- **What is required**:
Carry none of the pictures over; write out the complete data exactly.

## begin Dataset records

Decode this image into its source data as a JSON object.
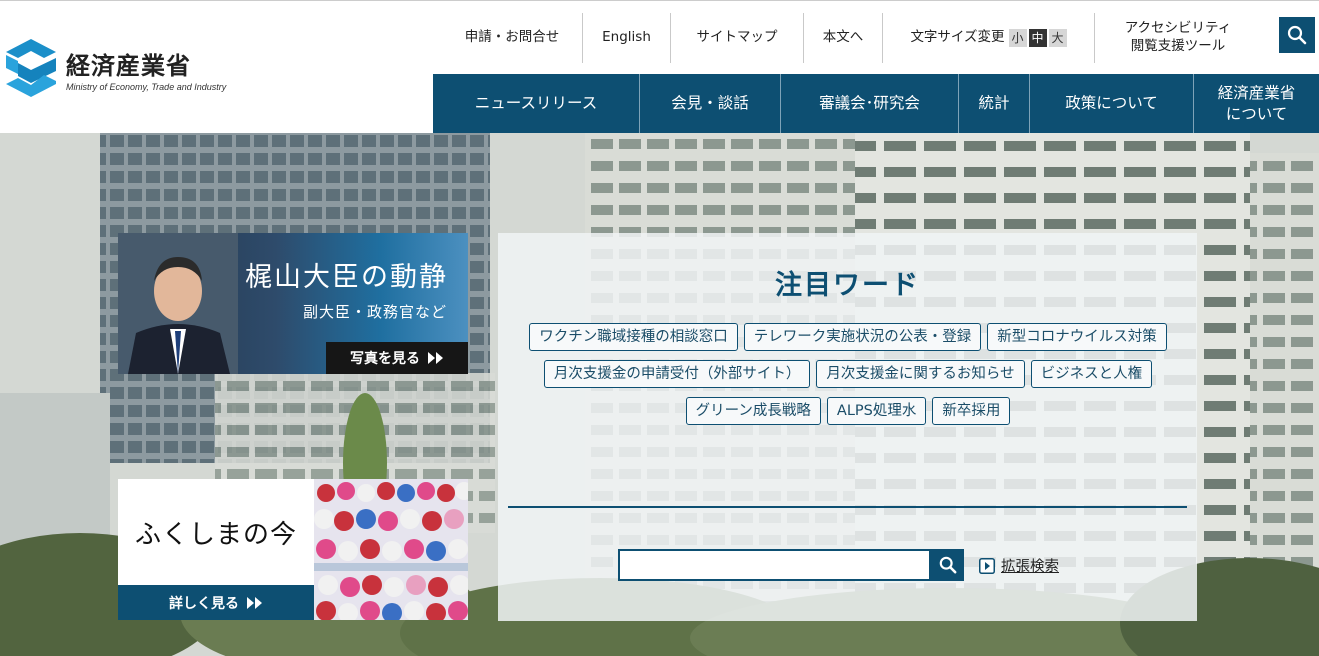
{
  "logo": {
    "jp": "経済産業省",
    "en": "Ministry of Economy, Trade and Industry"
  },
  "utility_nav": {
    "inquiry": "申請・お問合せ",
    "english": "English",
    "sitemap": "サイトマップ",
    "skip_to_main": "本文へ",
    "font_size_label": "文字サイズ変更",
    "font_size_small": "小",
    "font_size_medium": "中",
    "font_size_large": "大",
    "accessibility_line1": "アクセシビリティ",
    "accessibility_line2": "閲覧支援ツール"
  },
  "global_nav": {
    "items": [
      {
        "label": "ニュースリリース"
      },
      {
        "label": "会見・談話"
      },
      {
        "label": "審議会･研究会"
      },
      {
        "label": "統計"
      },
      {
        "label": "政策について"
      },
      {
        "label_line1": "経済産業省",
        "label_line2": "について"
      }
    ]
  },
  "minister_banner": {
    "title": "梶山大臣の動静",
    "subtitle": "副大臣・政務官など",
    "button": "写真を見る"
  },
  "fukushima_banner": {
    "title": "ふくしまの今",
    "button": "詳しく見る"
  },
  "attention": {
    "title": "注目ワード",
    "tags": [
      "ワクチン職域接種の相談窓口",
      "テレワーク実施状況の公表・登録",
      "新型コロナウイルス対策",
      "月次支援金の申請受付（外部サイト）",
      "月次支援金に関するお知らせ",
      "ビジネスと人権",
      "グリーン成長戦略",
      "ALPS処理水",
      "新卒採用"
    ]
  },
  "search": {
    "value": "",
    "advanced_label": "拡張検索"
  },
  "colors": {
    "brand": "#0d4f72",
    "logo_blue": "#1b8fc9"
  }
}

## end Dataset records

- **Reply**:
Decode this image into its source data as a JSON object.
{
  "logo": {
    "jp": "経済産業省",
    "en": "Ministry of Economy, Trade and Industry"
  },
  "utility_nav": {
    "inquiry": "申請・お問合せ",
    "english": "English",
    "sitemap": "サイトマップ",
    "skip_to_main": "本文へ",
    "font_size_label": "文字サイズ変更",
    "font_size_small": "小",
    "font_size_medium": "中",
    "font_size_large": "大",
    "accessibility_line1": "アクセシビリティ",
    "accessibility_line2": "閲覧支援ツール"
  },
  "global_nav": {
    "items": [
      {
        "label": "ニュースリリース"
      },
      {
        "label": "会見・談話"
      },
      {
        "label": "審議会･研究会"
      },
      {
        "label": "統計"
      },
      {
        "label": "政策について"
      },
      {
        "label_line1": "経済産業省",
        "label_line2": "について"
      }
    ]
  },
  "minister_banner": {
    "title": "梶山大臣の動静",
    "subtitle": "副大臣・政務官など",
    "button": "写真を見る"
  },
  "fukushima_banner": {
    "title": "ふくしまの今",
    "button": "詳しく見る"
  },
  "attention": {
    "title": "注目ワード",
    "tags": [
      "ワクチン職域接種の相談窓口",
      "テレワーク実施状況の公表・登録",
      "新型コロナウイルス対策",
      "月次支援金の申請受付（外部サイト）",
      "月次支援金に関するお知らせ",
      "ビジネスと人権",
      "グリーン成長戦略",
      "ALPS処理水",
      "新卒採用"
    ]
  },
  "search": {
    "value": "",
    "advanced_label": "拡張検索"
  },
  "colors": {
    "brand": "#0d4f72",
    "logo_blue": "#1b8fc9"
  }
}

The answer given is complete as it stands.